● **PROBLEM DETAILS**: Please restate the following records word for word.

☆ ☆ ☆ ☆

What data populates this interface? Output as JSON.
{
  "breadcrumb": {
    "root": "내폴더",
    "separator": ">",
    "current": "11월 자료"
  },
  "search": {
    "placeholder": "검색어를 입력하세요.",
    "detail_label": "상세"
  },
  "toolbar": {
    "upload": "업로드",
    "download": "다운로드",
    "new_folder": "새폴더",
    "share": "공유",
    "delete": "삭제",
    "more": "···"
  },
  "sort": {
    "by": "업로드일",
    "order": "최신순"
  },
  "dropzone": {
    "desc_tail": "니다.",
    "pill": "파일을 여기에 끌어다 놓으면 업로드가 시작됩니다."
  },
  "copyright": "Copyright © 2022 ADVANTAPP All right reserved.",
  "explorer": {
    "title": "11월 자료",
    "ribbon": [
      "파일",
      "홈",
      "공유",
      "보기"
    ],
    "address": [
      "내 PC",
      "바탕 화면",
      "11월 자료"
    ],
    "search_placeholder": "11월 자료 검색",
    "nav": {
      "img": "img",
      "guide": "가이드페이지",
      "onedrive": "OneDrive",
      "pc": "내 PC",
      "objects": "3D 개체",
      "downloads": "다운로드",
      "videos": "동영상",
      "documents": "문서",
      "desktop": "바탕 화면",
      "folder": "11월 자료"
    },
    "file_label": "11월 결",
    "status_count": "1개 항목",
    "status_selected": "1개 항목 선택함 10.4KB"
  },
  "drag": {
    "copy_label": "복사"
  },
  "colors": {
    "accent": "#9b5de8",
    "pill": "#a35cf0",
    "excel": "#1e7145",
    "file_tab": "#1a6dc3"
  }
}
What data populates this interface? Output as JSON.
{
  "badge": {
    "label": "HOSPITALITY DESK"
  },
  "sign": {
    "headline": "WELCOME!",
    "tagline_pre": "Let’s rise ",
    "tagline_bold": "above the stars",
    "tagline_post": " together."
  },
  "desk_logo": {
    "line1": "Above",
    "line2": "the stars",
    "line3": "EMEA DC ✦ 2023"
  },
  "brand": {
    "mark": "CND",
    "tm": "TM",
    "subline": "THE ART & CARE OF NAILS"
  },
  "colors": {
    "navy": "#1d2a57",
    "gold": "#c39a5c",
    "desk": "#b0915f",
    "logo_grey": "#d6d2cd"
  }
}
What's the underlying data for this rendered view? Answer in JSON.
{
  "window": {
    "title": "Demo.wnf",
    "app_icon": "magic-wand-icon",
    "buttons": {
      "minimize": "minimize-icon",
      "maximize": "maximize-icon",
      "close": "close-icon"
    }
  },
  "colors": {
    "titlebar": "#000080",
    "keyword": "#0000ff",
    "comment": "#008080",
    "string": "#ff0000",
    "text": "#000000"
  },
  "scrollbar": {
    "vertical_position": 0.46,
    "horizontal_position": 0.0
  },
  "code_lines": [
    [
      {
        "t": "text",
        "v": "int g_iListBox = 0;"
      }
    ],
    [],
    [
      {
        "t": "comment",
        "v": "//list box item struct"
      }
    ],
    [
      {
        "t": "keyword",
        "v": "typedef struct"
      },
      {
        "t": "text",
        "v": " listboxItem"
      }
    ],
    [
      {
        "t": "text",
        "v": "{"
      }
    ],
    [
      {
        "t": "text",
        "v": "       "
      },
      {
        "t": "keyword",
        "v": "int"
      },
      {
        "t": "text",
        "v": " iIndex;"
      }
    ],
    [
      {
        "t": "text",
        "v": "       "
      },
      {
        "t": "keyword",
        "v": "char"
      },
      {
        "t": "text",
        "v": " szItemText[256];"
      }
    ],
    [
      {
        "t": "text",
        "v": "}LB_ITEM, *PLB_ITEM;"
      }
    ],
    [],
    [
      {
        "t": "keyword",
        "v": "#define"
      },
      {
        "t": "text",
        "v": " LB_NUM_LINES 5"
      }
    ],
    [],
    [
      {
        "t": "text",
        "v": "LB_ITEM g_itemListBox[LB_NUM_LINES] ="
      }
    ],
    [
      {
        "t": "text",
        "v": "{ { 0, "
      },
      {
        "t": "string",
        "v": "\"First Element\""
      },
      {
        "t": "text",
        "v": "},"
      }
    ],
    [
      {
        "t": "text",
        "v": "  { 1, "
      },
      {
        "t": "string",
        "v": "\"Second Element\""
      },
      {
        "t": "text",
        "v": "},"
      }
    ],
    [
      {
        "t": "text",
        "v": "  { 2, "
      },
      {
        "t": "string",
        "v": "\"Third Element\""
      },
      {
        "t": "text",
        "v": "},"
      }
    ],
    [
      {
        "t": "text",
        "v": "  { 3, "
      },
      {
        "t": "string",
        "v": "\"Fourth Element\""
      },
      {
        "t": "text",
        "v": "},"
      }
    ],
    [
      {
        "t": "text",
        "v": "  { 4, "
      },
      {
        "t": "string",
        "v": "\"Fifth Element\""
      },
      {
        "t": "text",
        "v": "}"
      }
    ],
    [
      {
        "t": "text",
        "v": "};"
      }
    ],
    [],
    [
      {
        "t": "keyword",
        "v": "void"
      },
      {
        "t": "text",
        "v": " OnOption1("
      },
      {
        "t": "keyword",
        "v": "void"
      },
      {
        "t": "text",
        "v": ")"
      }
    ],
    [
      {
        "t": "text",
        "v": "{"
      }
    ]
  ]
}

☆ ☆ ☆ ☆

● **TASK RESULT**:
What data populates this interface? Output as JSON.
{
  "breadcrumb": {
    "root": "내폴더",
    "separator": ">",
    "current": "11월 자료"
  },
  "search": {
    "placeholder": "검색어를 입력하세요.",
    "detail_label": "상세"
  },
  "toolbar": {
    "upload": "업로드",
    "download": "다운로드",
    "new_folder": "새폴더",
    "share": "공유",
    "delete": "삭제",
    "more": "···"
  },
  "sort": {
    "by": "업로드일",
    "order": "최신순"
  },
  "dropzone": {
    "desc_tail": "니다.",
    "pill": "파일을 여기에 끌어다 놓으면 업로드가 시작됩니다."
  },
  "copyright": "Copyright © 2022 ADVANTAPP All right reserved.",
  "explorer": {
    "title": "11월 자료",
    "ribbon": [
      "파일",
      "홈",
      "공유",
      "보기"
    ],
    "address": [
      "내 PC",
      "바탕 화면",
      "11월 자료"
    ],
    "search_placeholder": "11월 자료 검색",
    "nav": {
      "img": "img",
      "guide": "가이드페이지",
      "onedrive": "OneDrive",
      "pc": "내 PC",
      "objects": "3D 개체",
      "downloads": "다운로드",
      "videos": "동영상",
      "documents": "문서",
      "desktop": "바탕 화면",
      "folder": "11월 자료"
    },
    "file_label": "11월 결",
    "status_count": "1개 항목",
    "status_selected": "1개 항목 선택함 10.4KB"
  },
  "drag": {
    "copy_label": "복사"
  },
  "colors": {
    "accent": "#9b5de8",
    "pill": "#a35cf0",
    "excel": "#1e7145",
    "file_tab": "#1a6dc3"
  }
}
What data populates this interface? Output as JSON.
{
  "badge": {
    "label": "HOSPITALITY DESK"
  },
  "sign": {
    "headline": "WELCOME!",
    "tagline_pre": "Let’s rise ",
    "tagline_bold": "above the stars",
    "tagline_post": " together."
  },
  "desk_logo": {
    "line1": "Above",
    "line2": "the stars",
    "line3": "EMEA DC ✦ 2023"
  },
  "brand": {
    "mark": "CND",
    "tm": "TM",
    "subline": "THE ART & CARE OF NAILS"
  },
  "colors": {
    "navy": "#1d2a57",
    "gold": "#c39a5c",
    "desk": "#b0915f",
    "logo_grey": "#d6d2cd"
  }
}
What's the underlying data for this rendered view? Answer in JSON.
{
  "window": {
    "title": "Demo.wnf",
    "app_icon": "magic-wand-icon",
    "buttons": {
      "minimize": "minimize-icon",
      "maximize": "maximize-icon",
      "close": "close-icon"
    }
  },
  "colors": {
    "titlebar": "#000080",
    "keyword": "#0000ff",
    "comment": "#008080",
    "string": "#ff0000",
    "text": "#000000"
  },
  "scrollbar": {
    "vertical_position": 0.46,
    "horizontal_position": 0.0
  },
  "code_lines": [
    [
      {
        "t": "text",
        "v": "int g_iListBox = 0;"
      }
    ],
    [],
    [
      {
        "t": "comment",
        "v": "//list box item struct"
      }
    ],
    [
      {
        "t": "keyword",
        "v": "typedef struct"
      },
      {
        "t": "text",
        "v": " listboxItem"
      }
    ],
    [
      {
        "t": "text",
        "v": "{"
      }
    ],
    [
      {
        "t": "text",
        "v": "       "
      },
      {
        "t": "keyword",
        "v": "int"
      },
      {
        "t": "text",
        "v": " iIndex;"
      }
    ],
    [
      {
        "t": "text",
        "v": "       "
      },
      {
        "t": "keyword",
        "v": "char"
      },
      {
        "t": "text",
        "v": " szItemText[256];"
      }
    ],
    [
      {
        "t": "text",
        "v": "}LB_ITEM, *PLB_ITEM;"
      }
    ],
    [],
    [
      {
        "t": "keyword",
        "v": "#define"
      },
      {
        "t": "text",
        "v": " LB_NUM_LINES 5"
      }
    ],
    [],
    [
      {
        "t": "text",
        "v": "LB_ITEM g_itemListBox[LB_NUM_LINES] ="
      }
    ],
    [
      {
        "t": "text",
        "v": "{ { 0, "
      },
      {
        "t": "string",
        "v": "\"First Element\""
      },
      {
        "t": "text",
        "v": "},"
      }
    ],
    [
      {
        "t": "text",
        "v": "  { 1, "
      },
      {
        "t": "string",
        "v": "\"Second Element\""
      },
      {
        "t": "text",
        "v": "},"
      }
    ],
    [
      {
        "t": "text",
        "v": "  { 2, "
      },
      {
        "t": "string",
        "v": "\"Third Element\""
      },
      {
        "t": "text",
        "v": "},"
      }
    ],
    [
      {
        "t": "text",
        "v": "  { 3, "
      },
      {
        "t": "string",
        "v": "\"Fourth Element\""
      },
      {
        "t": "text",
        "v": "},"
      }
    ],
    [
      {
        "t": "text",
        "v": "  { 4, "
      },
      {
        "t": "string",
        "v": "\"Fifth Element\""
      },
      {
        "t": "text",
        "v": "}"
      }
    ],
    [
      {
        "t": "text",
        "v": "};"
      }
    ],
    [],
    [
      {
        "t": "keyword",
        "v": "void"
      },
      {
        "t": "text",
        "v": " OnOption1("
      },
      {
        "t": "keyword",
        "v": "void"
      },
      {
        "t": "text",
        "v": ")"
      }
    ],
    [
      {
        "t": "text",
        "v": "{"
      }
    ]
  ]
}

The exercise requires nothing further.